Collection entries
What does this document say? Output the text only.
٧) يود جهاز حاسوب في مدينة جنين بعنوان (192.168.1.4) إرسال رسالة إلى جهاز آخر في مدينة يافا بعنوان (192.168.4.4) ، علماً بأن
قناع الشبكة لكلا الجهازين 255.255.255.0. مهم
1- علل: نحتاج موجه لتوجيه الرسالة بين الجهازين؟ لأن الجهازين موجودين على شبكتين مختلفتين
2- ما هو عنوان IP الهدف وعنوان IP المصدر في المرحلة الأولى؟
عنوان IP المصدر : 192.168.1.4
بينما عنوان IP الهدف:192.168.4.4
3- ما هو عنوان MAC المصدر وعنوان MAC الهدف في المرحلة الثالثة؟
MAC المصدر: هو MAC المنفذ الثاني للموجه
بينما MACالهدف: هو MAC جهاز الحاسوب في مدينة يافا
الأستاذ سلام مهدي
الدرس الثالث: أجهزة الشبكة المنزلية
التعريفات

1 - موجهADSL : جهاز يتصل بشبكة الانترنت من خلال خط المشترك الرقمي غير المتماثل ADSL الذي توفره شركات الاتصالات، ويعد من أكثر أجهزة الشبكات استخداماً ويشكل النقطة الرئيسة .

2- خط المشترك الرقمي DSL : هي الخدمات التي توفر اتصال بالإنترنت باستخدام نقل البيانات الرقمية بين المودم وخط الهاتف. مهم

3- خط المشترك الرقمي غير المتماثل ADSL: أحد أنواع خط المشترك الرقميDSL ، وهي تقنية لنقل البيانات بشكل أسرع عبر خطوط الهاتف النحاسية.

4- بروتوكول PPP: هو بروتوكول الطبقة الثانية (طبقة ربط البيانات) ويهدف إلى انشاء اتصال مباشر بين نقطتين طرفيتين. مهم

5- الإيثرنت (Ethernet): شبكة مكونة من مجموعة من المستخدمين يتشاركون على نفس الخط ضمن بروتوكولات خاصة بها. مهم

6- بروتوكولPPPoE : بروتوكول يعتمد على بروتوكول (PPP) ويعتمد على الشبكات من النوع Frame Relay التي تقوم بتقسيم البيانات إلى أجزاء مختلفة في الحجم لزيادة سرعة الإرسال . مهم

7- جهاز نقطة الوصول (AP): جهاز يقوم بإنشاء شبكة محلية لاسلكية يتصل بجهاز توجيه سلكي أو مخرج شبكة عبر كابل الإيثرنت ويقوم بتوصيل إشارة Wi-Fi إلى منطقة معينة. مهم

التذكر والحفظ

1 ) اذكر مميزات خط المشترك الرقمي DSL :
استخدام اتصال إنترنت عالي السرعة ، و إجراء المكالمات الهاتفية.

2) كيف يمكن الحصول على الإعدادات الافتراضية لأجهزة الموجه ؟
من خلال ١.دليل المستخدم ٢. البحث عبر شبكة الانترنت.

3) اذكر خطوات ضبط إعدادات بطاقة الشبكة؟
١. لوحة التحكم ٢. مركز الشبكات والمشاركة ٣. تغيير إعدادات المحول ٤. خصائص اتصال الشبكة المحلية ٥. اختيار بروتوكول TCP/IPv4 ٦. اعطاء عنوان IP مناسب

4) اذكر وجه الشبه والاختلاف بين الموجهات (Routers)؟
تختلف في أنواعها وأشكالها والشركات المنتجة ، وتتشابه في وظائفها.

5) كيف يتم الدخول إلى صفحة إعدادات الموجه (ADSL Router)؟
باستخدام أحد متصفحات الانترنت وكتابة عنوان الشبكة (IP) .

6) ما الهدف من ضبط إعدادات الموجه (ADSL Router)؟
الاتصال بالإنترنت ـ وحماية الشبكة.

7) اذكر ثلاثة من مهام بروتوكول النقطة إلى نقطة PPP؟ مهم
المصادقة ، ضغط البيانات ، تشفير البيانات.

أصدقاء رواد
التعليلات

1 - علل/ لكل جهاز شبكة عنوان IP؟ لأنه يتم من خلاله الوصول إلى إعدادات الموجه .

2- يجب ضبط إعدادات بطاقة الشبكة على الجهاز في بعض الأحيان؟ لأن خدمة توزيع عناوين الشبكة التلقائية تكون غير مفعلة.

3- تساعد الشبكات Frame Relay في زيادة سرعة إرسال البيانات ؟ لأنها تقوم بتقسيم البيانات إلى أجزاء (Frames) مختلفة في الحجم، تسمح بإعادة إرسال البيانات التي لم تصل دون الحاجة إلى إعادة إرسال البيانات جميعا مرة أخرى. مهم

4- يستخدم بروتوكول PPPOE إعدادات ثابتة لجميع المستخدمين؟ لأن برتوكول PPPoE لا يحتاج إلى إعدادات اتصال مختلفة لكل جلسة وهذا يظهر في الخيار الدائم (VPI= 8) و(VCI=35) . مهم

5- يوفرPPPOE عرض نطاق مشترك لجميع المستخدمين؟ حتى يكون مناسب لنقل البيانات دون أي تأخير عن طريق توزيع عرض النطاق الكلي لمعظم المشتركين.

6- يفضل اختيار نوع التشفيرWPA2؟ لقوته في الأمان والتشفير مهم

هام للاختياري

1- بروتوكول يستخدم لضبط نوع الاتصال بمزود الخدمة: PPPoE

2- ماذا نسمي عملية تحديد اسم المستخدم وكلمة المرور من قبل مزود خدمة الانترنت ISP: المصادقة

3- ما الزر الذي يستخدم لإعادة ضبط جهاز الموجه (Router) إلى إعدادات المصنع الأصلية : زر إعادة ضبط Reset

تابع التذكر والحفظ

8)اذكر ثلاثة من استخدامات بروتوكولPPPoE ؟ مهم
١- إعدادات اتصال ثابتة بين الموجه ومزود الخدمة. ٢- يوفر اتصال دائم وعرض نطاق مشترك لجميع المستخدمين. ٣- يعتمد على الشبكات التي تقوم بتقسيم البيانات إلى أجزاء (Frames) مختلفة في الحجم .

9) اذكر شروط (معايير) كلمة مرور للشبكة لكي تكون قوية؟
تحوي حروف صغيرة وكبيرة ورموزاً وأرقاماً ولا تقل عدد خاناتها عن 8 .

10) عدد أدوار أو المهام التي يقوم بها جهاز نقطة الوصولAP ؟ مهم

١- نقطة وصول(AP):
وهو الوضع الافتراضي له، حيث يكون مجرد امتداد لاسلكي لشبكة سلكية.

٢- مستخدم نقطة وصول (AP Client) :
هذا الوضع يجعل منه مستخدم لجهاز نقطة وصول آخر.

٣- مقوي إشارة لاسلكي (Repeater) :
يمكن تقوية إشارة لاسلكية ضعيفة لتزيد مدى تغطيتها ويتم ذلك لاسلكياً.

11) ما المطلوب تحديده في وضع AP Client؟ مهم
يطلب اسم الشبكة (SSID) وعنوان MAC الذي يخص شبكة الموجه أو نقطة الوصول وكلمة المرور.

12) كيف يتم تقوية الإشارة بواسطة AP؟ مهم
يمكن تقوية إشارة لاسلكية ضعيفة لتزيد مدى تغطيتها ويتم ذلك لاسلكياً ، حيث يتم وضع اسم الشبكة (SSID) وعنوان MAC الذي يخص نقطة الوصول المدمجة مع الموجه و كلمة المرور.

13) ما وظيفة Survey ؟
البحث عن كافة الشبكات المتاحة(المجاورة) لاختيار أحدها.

> **What is expected**
Find how many lines in the listing hold "المتماثل", and reply with that number only.

> **Result of the exercise**
2